*PROBLEM DESCRIPTION*:
State the number of lines where "United" appears. Add nothing else.

*Records contained in a dataset*:

○ ○ ○ ○ ○

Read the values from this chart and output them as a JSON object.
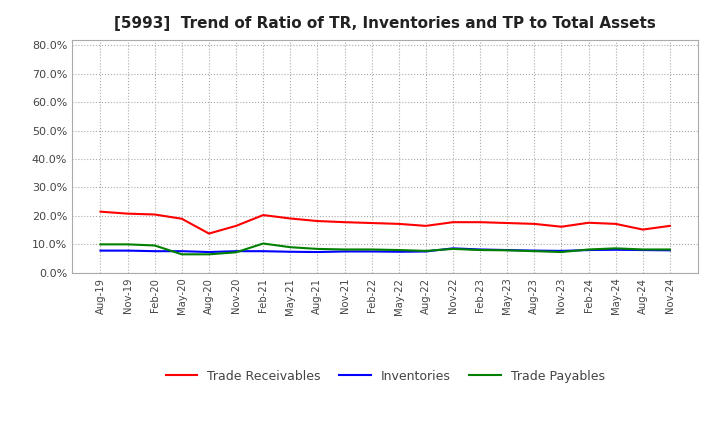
{
  "title": "[5993]  Trend of Ratio of TR, Inventories and TP to Total Assets",
  "x_labels": [
    "Aug-19",
    "Nov-19",
    "Feb-20",
    "May-20",
    "Aug-20",
    "Nov-20",
    "Feb-21",
    "May-21",
    "Aug-21",
    "Nov-21",
    "Feb-22",
    "May-22",
    "Aug-22",
    "Nov-22",
    "Feb-23",
    "May-23",
    "Aug-23",
    "Nov-23",
    "Feb-24",
    "May-24",
    "Aug-24",
    "Nov-24"
  ],
  "trade_receivables": [
    0.215,
    0.208,
    0.205,
    0.19,
    0.138,
    0.165,
    0.203,
    0.191,
    0.182,
    0.178,
    0.175,
    0.172,
    0.165,
    0.178,
    0.178,
    0.175,
    0.172,
    0.162,
    0.176,
    0.172,
    0.152,
    0.165
  ],
  "inventories": [
    0.078,
    0.078,
    0.076,
    0.076,
    0.073,
    0.076,
    0.076,
    0.074,
    0.073,
    0.075,
    0.075,
    0.074,
    0.075,
    0.086,
    0.082,
    0.08,
    0.078,
    0.077,
    0.08,
    0.081,
    0.08,
    0.079
  ],
  "trade_payables": [
    0.1,
    0.1,
    0.096,
    0.065,
    0.065,
    0.072,
    0.103,
    0.09,
    0.084,
    0.082,
    0.082,
    0.08,
    0.077,
    0.084,
    0.08,
    0.079,
    0.076,
    0.073,
    0.082,
    0.086,
    0.082,
    0.082
  ],
  "tr_color": "#ff0000",
  "inv_color": "#0000ff",
  "tp_color": "#008000",
  "ylim": [
    0.0,
    0.82
  ],
  "yticks": [
    0.0,
    0.1,
    0.2,
    0.3,
    0.4,
    0.5,
    0.6,
    0.7,
    0.8
  ],
  "bg_color": "#ffffff",
  "grid_color": "#aaaaaa",
  "spine_color": "#aaaaaa"
}
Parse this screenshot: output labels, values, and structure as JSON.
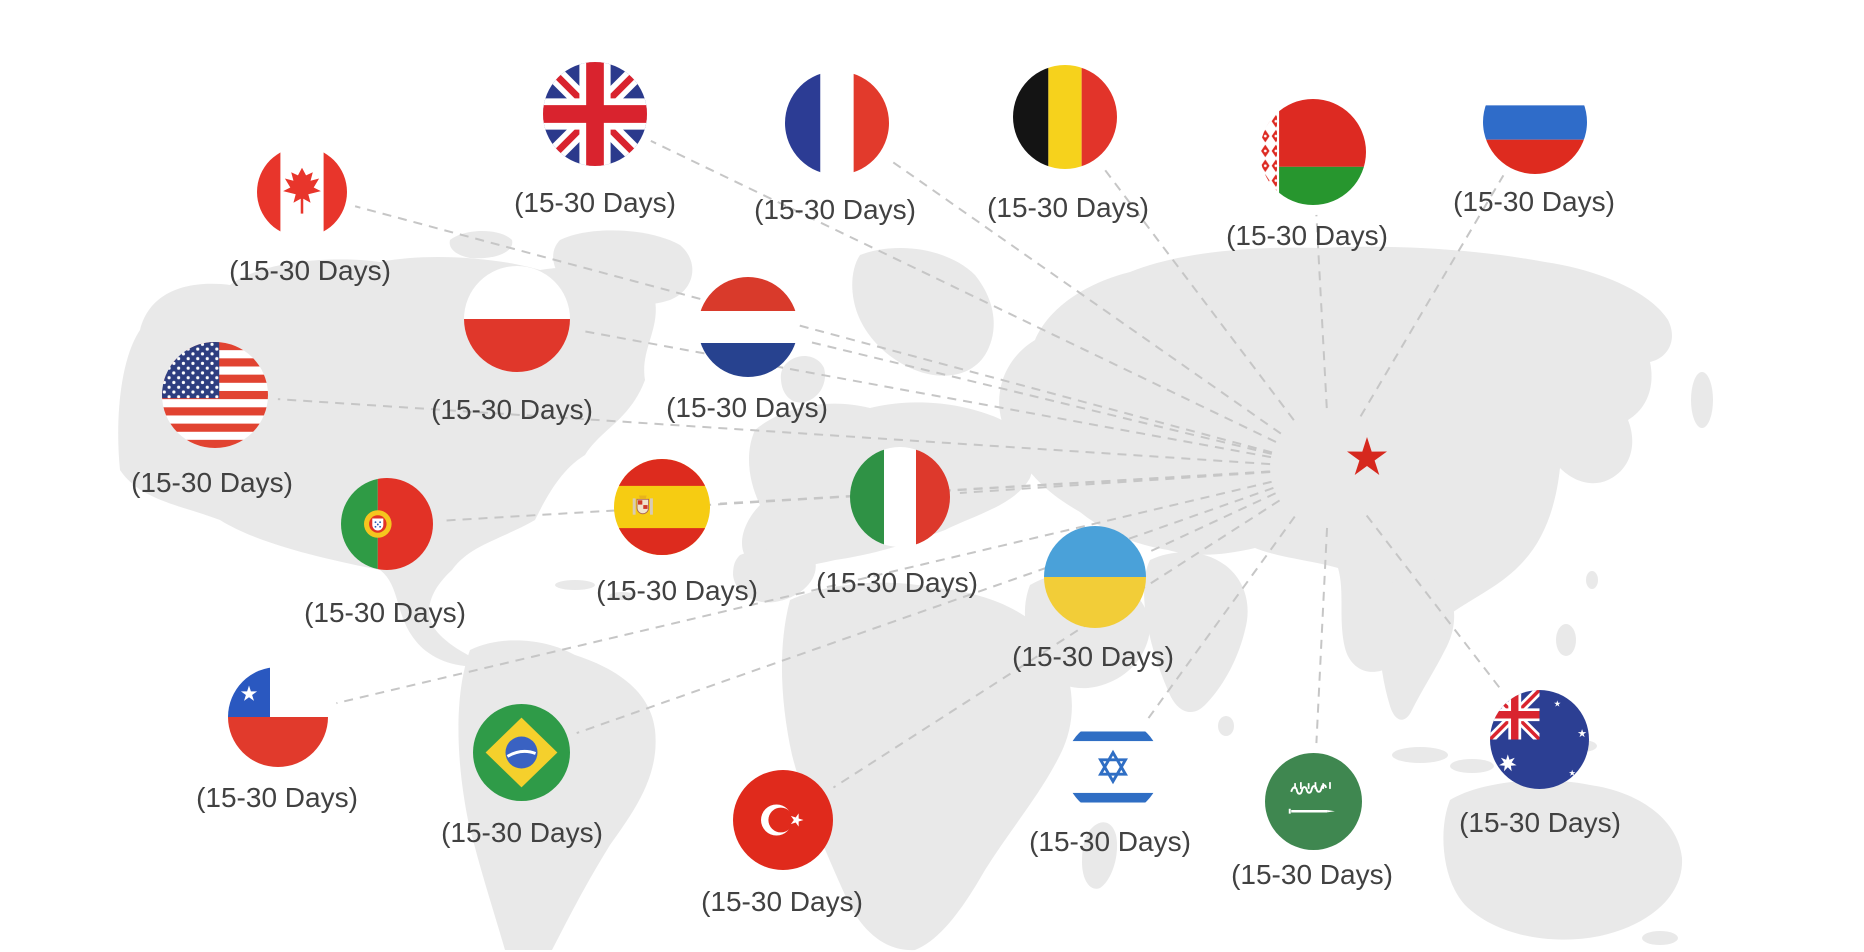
{
  "graphic": {
    "type": "global-shipping-destinations-map",
    "origin_marker": "red-star-on-china",
    "shipping_time": "(15-30 Days)"
  },
  "colors": {
    "star_red": "#d6281e",
    "map_land": "#e9e9e9",
    "dashed_line": "#c6c6c6",
    "label_text": "#414141"
  },
  "countries": [
    {
      "name": "Canada",
      "label": "(15-30 Days)"
    },
    {
      "name": "United Kingdom",
      "label": "(15-30 Days)"
    },
    {
      "name": "France",
      "label": "(15-30 Days)"
    },
    {
      "name": "Belgium",
      "label": "(15-30 Days)"
    },
    {
      "name": "Belarus",
      "label": "(15-30 Days)"
    },
    {
      "name": "Russia",
      "label": "(15-30 Days)"
    },
    {
      "name": "Poland",
      "label": "(15-30 Days)"
    },
    {
      "name": "Netherlands",
      "label": "(15-30 Days)"
    },
    {
      "name": "United States",
      "label": "(15-30 Days)"
    },
    {
      "name": "Portugal",
      "label": "(15-30 Days)"
    },
    {
      "name": "Spain",
      "label": "(15-30 Days)"
    },
    {
      "name": "Italy",
      "label": "(15-30 Days)"
    },
    {
      "name": "Ukraine",
      "label": "(15-30 Days)"
    },
    {
      "name": "Chile",
      "label": "(15-30 Days)"
    },
    {
      "name": "Brazil",
      "label": "(15-30 Days)"
    },
    {
      "name": "Turkey",
      "label": "(15-30 Days)"
    },
    {
      "name": "Israel",
      "label": "(15-30 Days)"
    },
    {
      "name": "Saudi Arabia",
      "label": "(15-30 Days)"
    },
    {
      "name": "Australia",
      "label": "(15-30 Days)"
    }
  ]
}
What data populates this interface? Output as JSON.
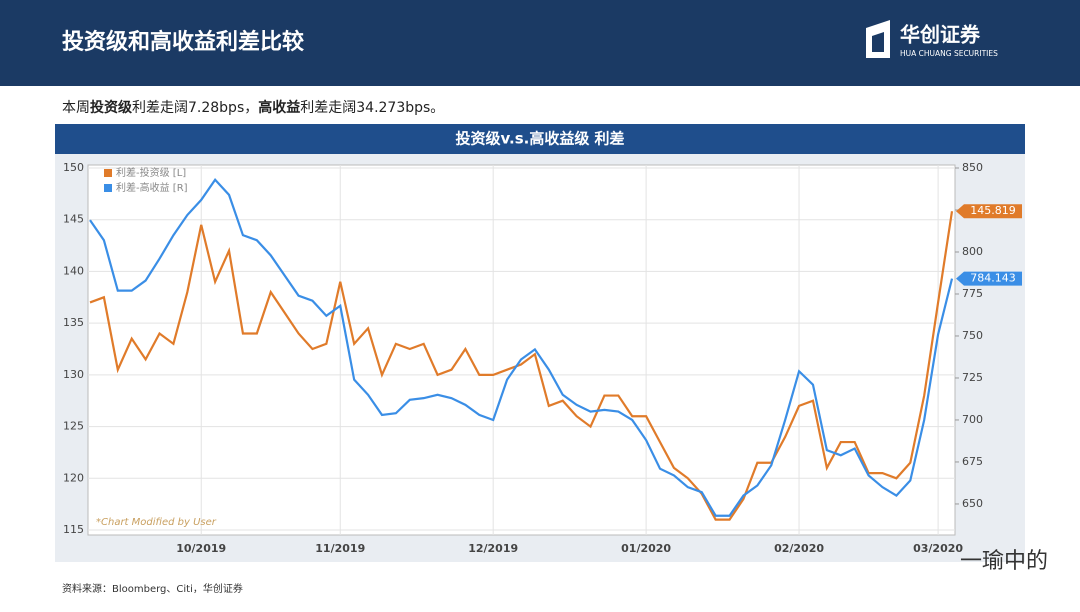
{
  "header": {
    "title": "投资级和高收益利差比较",
    "logo_cn": "华创证券",
    "logo_en": "HUA CHUANG SECURITIES"
  },
  "summary": [
    "本周",
    "投资级",
    "利差走阔7.28bps，",
    "高收益",
    "利差走阔34.273bps。"
  ],
  "chart_header": "投资级v.s.高收益级 利差",
  "source": "资料来源：Bloomberg、Citi，华创证券",
  "watermark": "一瑜中的",
  "chart_data": {
    "type": "line",
    "annotation": "*Chart Modified by User",
    "categories": [
      null,
      null,
      null,
      null,
      null,
      null,
      null,
      null,
      "10/2019",
      null,
      null,
      null,
      null,
      null,
      null,
      null,
      null,
      null,
      "11/2019",
      null,
      null,
      null,
      null,
      null,
      null,
      null,
      null,
      null,
      null,
      "12/2019",
      null,
      null,
      null,
      null,
      null,
      null,
      null,
      null,
      null,
      null,
      "01/2020",
      null,
      null,
      null,
      null,
      null,
      null,
      null,
      null,
      null,
      null,
      "02/2020",
      null,
      null,
      null,
      null,
      null,
      null,
      null,
      null,
      null,
      "03/2020",
      null
    ],
    "series": [
      {
        "name": "利差-投资级 [L]",
        "color": "#e07b2a",
        "axis": "y",
        "values": [
          137,
          137.5,
          130.5,
          133.5,
          131.5,
          134,
          133,
          138,
          144.5,
          139,
          142,
          134,
          134,
          138,
          136,
          134,
          132.5,
          133,
          139,
          133,
          134.5,
          130,
          133,
          132.5,
          133,
          130,
          130.5,
          132.5,
          130,
          130,
          130.5,
          131,
          132,
          127,
          127.5,
          126,
          125,
          128,
          128,
          126,
          126,
          123.5,
          121,
          120,
          118.5,
          116,
          116,
          118,
          121.5,
          121.5,
          124,
          127,
          127.5,
          121,
          123.5,
          123.5,
          120.5,
          120.5,
          120,
          121.5,
          128,
          137,
          145.819
        ]
      },
      {
        "name": "利差-高收益 [R]",
        "color": "#3a8ee6",
        "axis": "y2",
        "values": [
          819,
          807,
          777,
          777,
          783,
          796,
          810,
          822,
          831,
          843,
          834,
          810,
          807,
          798,
          786,
          774,
          771,
          762,
          768,
          724,
          715,
          703,
          704,
          712,
          713,
          715,
          713,
          709,
          703,
          700,
          724,
          736,
          742,
          730,
          715,
          709,
          705,
          706,
          705,
          700,
          688,
          671,
          667,
          660,
          657,
          643,
          643,
          655,
          661,
          673,
          700,
          729,
          721,
          682,
          679,
          683,
          667,
          660,
          655,
          664,
          700,
          751,
          784.143
        ]
      }
    ],
    "ylim": [
      115,
      150
    ],
    "yticks": [
      115,
      120,
      125,
      130,
      135,
      140,
      145,
      150
    ],
    "y2lim": [
      634.5,
      850
    ],
    "y2ticks": [
      650,
      675,
      700,
      725,
      750,
      775,
      800,
      825,
      850
    ],
    "grid": true,
    "legend": "top-left"
  }
}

○ ○ ○ ○ ○

*OUTPUT OF THE TASK*:
2